À Seleky, la mémoire de Djignabo Bassène, célèbre résistant casamançais à la pénétration coloniale, est restée vivace dans les mémoires.
Un homme revient des rizières « kadjando » sur l’épaule. Une poule déambule dans la cour de la maison sous une fine pluie. Les hommes discutent à haute voix dans une pièce. La fumée qui s’échappe de la cuisine laisse présager que le repas sera bientôt servi. La théière sur le feu donne un peu plus d’agrément à l’instant. Ces tranches de vie, banales en milieu rural, sont des instants de bonheur qu’il faut savoir apprécier. À Seleky comme dans d’autres villages du Bandiale, la vie tourne autour des activités agricoles, notamment la riziculture. La nature y est généreuse. Les populations sont encore attachées à la tradition. Pour aller à Seleky, situé juste après Enampore dans le Bandiale, il faut emprunter une piste cahoteuse bordée de forêts sauvages. On dit que les « ditax » (ditarium senegalense) ont été mystiquement empoisonnés pour stopper l’avancée des troupes de Fodé Kaba Doumbouya dont c’était le dessert favori. Le nom du village se confond avec celui du célèbre résistant casamançais, Djignabo Bassène.

# DÉFIS
1. Modifiez les enregistrements ci-dessous en remplaçant partout « x-tick-label » par « x-label », sans rien changer d'autre, puis recopiez-les en entier.
2. Rédigez la suite du texte sur le village de Seleky, en commençant après sa dernière phrase.

# ENREGISTREMENTS FOURNIS
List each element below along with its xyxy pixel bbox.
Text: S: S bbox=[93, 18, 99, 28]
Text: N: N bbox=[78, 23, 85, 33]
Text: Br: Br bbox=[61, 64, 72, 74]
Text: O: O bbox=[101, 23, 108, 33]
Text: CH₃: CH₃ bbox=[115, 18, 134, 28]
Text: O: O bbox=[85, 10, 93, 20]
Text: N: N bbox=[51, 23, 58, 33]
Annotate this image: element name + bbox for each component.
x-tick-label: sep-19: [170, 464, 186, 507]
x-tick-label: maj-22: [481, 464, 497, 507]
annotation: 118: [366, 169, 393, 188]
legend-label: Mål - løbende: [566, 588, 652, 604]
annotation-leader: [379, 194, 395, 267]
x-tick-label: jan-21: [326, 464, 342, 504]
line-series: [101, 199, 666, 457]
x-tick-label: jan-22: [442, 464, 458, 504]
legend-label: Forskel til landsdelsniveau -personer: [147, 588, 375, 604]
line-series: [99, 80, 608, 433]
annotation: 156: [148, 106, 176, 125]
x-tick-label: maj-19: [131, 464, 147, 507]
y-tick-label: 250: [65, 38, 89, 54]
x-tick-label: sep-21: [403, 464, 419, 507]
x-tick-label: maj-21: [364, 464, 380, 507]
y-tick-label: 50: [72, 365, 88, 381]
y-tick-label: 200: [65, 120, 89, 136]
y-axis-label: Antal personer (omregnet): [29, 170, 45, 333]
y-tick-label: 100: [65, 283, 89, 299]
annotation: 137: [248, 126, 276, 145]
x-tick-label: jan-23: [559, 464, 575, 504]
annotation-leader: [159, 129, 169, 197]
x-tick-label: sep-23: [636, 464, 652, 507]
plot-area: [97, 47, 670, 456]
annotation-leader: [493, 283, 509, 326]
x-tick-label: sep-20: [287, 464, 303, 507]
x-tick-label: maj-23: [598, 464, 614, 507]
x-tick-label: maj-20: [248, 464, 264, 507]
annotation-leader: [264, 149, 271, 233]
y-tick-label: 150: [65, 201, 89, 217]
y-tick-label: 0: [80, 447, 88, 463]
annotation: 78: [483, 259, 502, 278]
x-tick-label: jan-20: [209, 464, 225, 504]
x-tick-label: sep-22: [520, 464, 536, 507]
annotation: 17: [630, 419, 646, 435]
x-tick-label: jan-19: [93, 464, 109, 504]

# LES RÉPONSES
1.
List each element below along with its xyxy pixel bbox.
Text: S: S bbox=[93, 18, 99, 28]
Text: N: N bbox=[78, 23, 85, 33]
Text: Br: Br bbox=[61, 64, 72, 74]
Text: O: O bbox=[101, 23, 108, 33]
Text: CH₃: CH₃ bbox=[115, 18, 134, 28]
Text: O: O bbox=[85, 10, 93, 20]
Text: N: N bbox=[51, 23, 58, 33]
Annotate this image: element name + bbox for each component.
x-label: sep-19: [170, 464, 186, 507]
x-label: maj-22: [481, 464, 497, 507]
annotation: 118: [366, 169, 393, 188]
legend-label: Mål - løbende: [566, 588, 652, 604]
annotation-leader: [379, 194, 395, 267]
x-label: jan-21: [326, 464, 342, 504]
line-series: [101, 199, 666, 457]
x-label: jan-22: [442, 464, 458, 504]
legend-label: Forskel til landsdelsniveau -personer: [147, 588, 375, 604]
line-series: [99, 80, 608, 433]
annotation: 156: [148, 106, 176, 125]
x-label: maj-19: [131, 464, 147, 507]
y-tick-label: 250: [65, 38, 89, 54]
x-label: sep-21: [403, 464, 419, 507]
x-label: maj-21: [364, 464, 380, 507]
y-tick-label: 50: [72, 365, 88, 381]
y-tick-label: 200: [65, 120, 89, 136]
y-axis-label: Antal personer (omregnet): [29, 170, 45, 333]
y-tick-label: 100: [65, 283, 89, 299]
annotation: 137: [248, 126, 276, 145]
x-label: jan-23: [559, 464, 575, 504]
annotation-leader: [159, 129, 169, 197]
x-label: sep-23: [636, 464, 652, 507]
plot-area: [97, 47, 670, 456]
annotation-leader: [493, 283, 509, 326]
x-label: sep-20: [287, 464, 303, 507]
x-label: maj-23: [598, 464, 614, 507]
x-label: maj-20: [248, 464, 264, 507]
annotation-leader: [264, 149, 271, 233]
y-tick-label: 150: [65, 201, 89, 217]
y-tick-label: 0: [80, 447, 88, 463]
annotation: 78: [483, 259, 502, 278]
x-label: jan-20: [209, 464, 225, 504]
x-label: sep-22: [520, 464, 536, 507]
annotation: 17: [630, 419, 646, 435]
x-label: jan-19: [93, 464, 109, 504]

2.
« Contrairement à une version véhiculée par certains, laissant penser que Djignabo habitait l’île d’Elubalir, il est né, a grandi et est mort ici à Seleky », explique Joseph Bassène, chef du village de Seleky, qui compte aujourd’hui huit quartiers. Ayant pris les armes pour résister au colon, Djignabo est tué lors de la fameuse bataille de Seleky, le 1er décembre 1886. On raconte que l’assaut dirigé par Djignabo fit d’innombrables blessés mais surtout occasionna la mort des lieutenants Renaudin, Seguin et Truch, ce dernier étant l’un des éléments français les plus perturbateurs de la zone. D’ailleurs, l’une des rues de Ziguinchor portait son nom jusqu’en février 2022 lorsqu’Ousmane Sonko, alors maire de cette ville, décide de la rebaptiser « La bataille de Seleky ». Une façon d’immortaliser ce haut fait d’armes de la résistance casamançaise. Un guerrier, un chef traditionnel « Il (Djignabo) a été tué ici à l’arrière-cour de sa maison et enterré sur place », précise Joseph Bassène. Comme on est mieux raconté par les siens, il fait venir Khady Bassène, petite-fille de Djignabo. Le foulard solidement attaché sur la tête, laissant paraître un visage émacié, elle a les yeux rougis par la douleur.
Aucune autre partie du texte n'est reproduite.